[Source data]
*****

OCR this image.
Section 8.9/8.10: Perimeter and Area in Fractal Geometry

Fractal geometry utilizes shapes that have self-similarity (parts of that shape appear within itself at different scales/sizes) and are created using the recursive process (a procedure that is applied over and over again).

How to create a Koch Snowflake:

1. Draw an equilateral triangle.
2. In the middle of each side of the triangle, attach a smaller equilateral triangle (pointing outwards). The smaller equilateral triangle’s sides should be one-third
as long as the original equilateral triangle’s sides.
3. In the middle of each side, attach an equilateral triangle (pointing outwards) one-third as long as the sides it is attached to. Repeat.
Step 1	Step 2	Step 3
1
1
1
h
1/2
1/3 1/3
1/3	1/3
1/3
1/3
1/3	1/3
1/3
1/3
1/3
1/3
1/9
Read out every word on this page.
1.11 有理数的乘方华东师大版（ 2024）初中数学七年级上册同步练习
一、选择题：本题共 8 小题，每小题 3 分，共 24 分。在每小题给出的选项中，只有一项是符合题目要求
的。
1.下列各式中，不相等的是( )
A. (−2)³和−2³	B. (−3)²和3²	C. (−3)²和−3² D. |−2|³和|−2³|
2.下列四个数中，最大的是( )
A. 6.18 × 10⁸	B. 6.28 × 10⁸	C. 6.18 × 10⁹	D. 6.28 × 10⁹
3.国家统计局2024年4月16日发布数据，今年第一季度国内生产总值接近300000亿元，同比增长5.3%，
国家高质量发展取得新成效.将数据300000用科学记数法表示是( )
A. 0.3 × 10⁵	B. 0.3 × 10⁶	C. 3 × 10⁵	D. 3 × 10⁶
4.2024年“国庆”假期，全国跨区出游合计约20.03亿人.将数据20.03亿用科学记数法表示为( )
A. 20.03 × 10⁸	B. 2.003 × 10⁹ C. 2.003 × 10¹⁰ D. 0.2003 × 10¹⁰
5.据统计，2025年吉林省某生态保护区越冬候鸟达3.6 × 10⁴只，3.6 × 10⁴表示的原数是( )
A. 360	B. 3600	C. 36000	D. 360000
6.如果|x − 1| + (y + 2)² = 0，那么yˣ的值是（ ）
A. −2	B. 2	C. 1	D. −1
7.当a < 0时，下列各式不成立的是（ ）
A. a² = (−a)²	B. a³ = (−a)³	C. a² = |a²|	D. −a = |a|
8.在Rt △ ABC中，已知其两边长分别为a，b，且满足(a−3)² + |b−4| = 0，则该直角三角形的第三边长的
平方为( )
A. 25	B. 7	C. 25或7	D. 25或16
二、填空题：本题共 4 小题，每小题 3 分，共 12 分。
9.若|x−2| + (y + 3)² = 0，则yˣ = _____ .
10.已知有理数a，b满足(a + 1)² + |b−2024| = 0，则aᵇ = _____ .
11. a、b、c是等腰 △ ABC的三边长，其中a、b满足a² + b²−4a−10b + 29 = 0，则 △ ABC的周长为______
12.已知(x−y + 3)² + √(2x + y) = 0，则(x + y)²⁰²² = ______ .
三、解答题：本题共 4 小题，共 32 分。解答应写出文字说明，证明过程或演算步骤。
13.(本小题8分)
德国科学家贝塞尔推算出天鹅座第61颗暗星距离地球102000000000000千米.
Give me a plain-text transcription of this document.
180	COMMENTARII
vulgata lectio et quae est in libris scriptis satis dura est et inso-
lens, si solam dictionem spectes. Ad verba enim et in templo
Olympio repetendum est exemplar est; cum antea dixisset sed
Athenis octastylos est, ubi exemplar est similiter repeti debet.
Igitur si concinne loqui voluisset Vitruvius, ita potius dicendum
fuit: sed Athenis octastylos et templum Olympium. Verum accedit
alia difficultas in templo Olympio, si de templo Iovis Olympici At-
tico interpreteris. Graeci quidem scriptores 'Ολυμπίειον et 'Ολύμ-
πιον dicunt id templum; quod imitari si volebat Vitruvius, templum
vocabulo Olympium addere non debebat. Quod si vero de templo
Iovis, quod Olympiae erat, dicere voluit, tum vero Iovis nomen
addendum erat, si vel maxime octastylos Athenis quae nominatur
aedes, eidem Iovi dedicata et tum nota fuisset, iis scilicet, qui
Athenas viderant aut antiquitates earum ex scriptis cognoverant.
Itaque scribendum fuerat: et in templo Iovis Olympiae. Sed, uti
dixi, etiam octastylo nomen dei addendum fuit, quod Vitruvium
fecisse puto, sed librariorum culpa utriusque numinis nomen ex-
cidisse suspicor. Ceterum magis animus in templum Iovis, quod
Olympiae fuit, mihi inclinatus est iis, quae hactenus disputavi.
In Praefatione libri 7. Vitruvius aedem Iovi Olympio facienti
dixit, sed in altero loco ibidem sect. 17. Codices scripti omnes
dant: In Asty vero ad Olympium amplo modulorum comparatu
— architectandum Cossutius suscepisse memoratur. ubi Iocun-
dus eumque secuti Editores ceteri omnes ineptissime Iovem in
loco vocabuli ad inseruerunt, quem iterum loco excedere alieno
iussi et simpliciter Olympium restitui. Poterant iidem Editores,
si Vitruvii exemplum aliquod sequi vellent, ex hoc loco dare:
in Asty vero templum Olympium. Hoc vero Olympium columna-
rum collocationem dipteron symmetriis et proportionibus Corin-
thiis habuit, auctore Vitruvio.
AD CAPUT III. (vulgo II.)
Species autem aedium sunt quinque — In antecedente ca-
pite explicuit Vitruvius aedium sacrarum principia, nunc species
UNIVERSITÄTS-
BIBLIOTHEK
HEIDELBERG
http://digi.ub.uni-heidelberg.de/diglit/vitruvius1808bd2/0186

*****

**AIM OF THE EXERCISE:** Repeat the whole listing exactly, keeping every line intact.

**SOLUTION FOR THIS TASK:**
OCR this image.
Section 8.9/8.10: Perimeter and Area in Fractal Geometry

Fractal geometry utilizes shapes that have self-similarity (parts of that shape appear within itself at different scales/sizes) and are created using the recursive process (a procedure that is applied over and over again).

How to create a Koch Snowflake:

1. Draw an equilateral triangle.
2. In the middle of each side of the triangle, attach a smaller equilateral triangle (pointing outwards). The smaller equilateral triangle’s sides should be one-third
as long as the original equilateral triangle’s sides.
3. In the middle of each side, attach an equilateral triangle (pointing outwards) one-third as long as the sides it is attached to. Repeat.
Step 1	Step 2	Step 3
1
1
1
h
1/2
1/3 1/3
1/3	1/3
1/3
1/3
1/3	1/3
1/3
1/3
1/3
1/3
1/9
Read out every word on this page.
1.11 有理数的乘方华东师大版（ 2024）初中数学七年级上册同步练习
一、选择题：本题共 8 小题，每小题 3 分，共 24 分。在每小题给出的选项中，只有一项是符合题目要求
的。
1.下列各式中，不相等的是( )
A. (−2)³和−2³	B. (−3)²和3²	C. (−3)²和−3² D. |−2|³和|−2³|
2.下列四个数中，最大的是( )
A. 6.18 × 10⁸	B. 6.28 × 10⁸	C. 6.18 × 10⁹	D. 6.28 × 10⁹
3.国家统计局2024年4月16日发布数据，今年第一季度国内生产总值接近300000亿元，同比增长5.3%，
国家高质量发展取得新成效.将数据300000用科学记数法表示是( )
A. 0.3 × 10⁵	B. 0.3 × 10⁶	C. 3 × 10⁵	D. 3 × 10⁶
4.2024年“国庆”假期，全国跨区出游合计约20.03亿人.将数据20.03亿用科学记数法表示为( )
A. 20.03 × 10⁸	B. 2.003 × 10⁹ C. 2.003 × 10¹⁰ D. 0.2003 × 10¹⁰
5.据统计，2025年吉林省某生态保护区越冬候鸟达3.6 × 10⁴只，3.6 × 10⁴表示的原数是( )
A. 360	B. 3600	C. 36000	D. 360000
6.如果|x − 1| + (y + 2)² = 0，那么yˣ的值是（ ）
A. −2	B. 2	C. 1	D. −1
7.当a < 0时，下列各式不成立的是（ ）
A. a² = (−a)²	B. a³ = (−a)³	C. a² = |a²|	D. −a = |a|
8.在Rt △ ABC中，已知其两边长分别为a，b，且满足(a−3)² + |b−4| = 0，则该直角三角形的第三边长的
平方为( )
A. 25	B. 7	C. 25或7	D. 25或16
二、填空题：本题共 4 小题，每小题 3 分，共 12 分。
9.若|x−2| + (y + 3)² = 0，则yˣ = _____ .
10.已知有理数a，b满足(a + 1)² + |b−2024| = 0，则aᵇ = _____ .
11. a、b、c是等腰 △ ABC的三边长，其中a、b满足a² + b²−4a−10b + 29 = 0，则 △ ABC的周长为______
12.已知(x−y + 3)² + √(2x + y) = 0，则(x + y)²⁰²² = ______ .
三、解答题：本题共 4 小题，共 32 分。解答应写出文字说明，证明过程或演算步骤。
13.(本小题8分)
德国科学家贝塞尔推算出天鹅座第61颗暗星距离地球102000000000000千米.
Give me a plain-text transcription of this document.
180	COMMENTARII
vulgata lectio et quae est in libris scriptis satis dura est et inso-
lens, si solam dictionem spectes. Ad verba enim et in templo
Olympio repetendum est exemplar est; cum antea dixisset sed
Athenis octastylos est, ubi exemplar est similiter repeti debet.
Igitur si concinne loqui voluisset Vitruvius, ita potius dicendum
fuit: sed Athenis octastylos et templum Olympium. Verum accedit
alia difficultas in templo Olympio, si de templo Iovis Olympici At-
tico interpreteris. Graeci quidem scriptores 'Ολυμπίειον et 'Ολύμ-
πιον dicunt id templum; quod imitari si volebat Vitruvius, templum
vocabulo Olympium addere non debebat. Quod si vero de templo
Iovis, quod Olympiae erat, dicere voluit, tum vero Iovis nomen
addendum erat, si vel maxime octastylos Athenis quae nominatur
aedes, eidem Iovi dedicata et tum nota fuisset, iis scilicet, qui
Athenas viderant aut antiquitates earum ex scriptis cognoverant.
Itaque scribendum fuerat: et in templo Iovis Olympiae. Sed, uti
dixi, etiam octastylo nomen dei addendum fuit, quod Vitruvium
fecisse puto, sed librariorum culpa utriusque numinis nomen ex-
cidisse suspicor. Ceterum magis animus in templum Iovis, quod
Olympiae fuit, mihi inclinatus est iis, quae hactenus disputavi.
In Praefatione libri 7. Vitruvius aedem Iovi Olympio facienti
dixit, sed in altero loco ibidem sect. 17. Codices scripti omnes
dant: In Asty vero ad Olympium amplo modulorum comparatu
— architectandum Cossutius suscepisse memoratur. ubi Iocun-
dus eumque secuti Editores ceteri omnes ineptissime Iovem in
loco vocabuli ad inseruerunt, quem iterum loco excedere alieno
iussi et simpliciter Olympium restitui. Poterant iidem Editores,
si Vitruvii exemplum aliquod sequi vellent, ex hoc loco dare:
in Asty vero templum Olympium. Hoc vero Olympium columna-
rum collocationem dipteron symmetriis et proportionibus Corin-
thiis habuit, auctore Vitruvio.
AD CAPUT III. (vulgo II.)
Species autem aedium sunt quinque — In antecedente ca-
pite explicuit Vitruvius aedium sacrarum principia, nunc species
UNIVERSITÄTS-
BIBLIOTHEK
HEIDELBERG
http://digi.ub.uni-heidelberg.de/diglit/vitruvius1808bd2/0186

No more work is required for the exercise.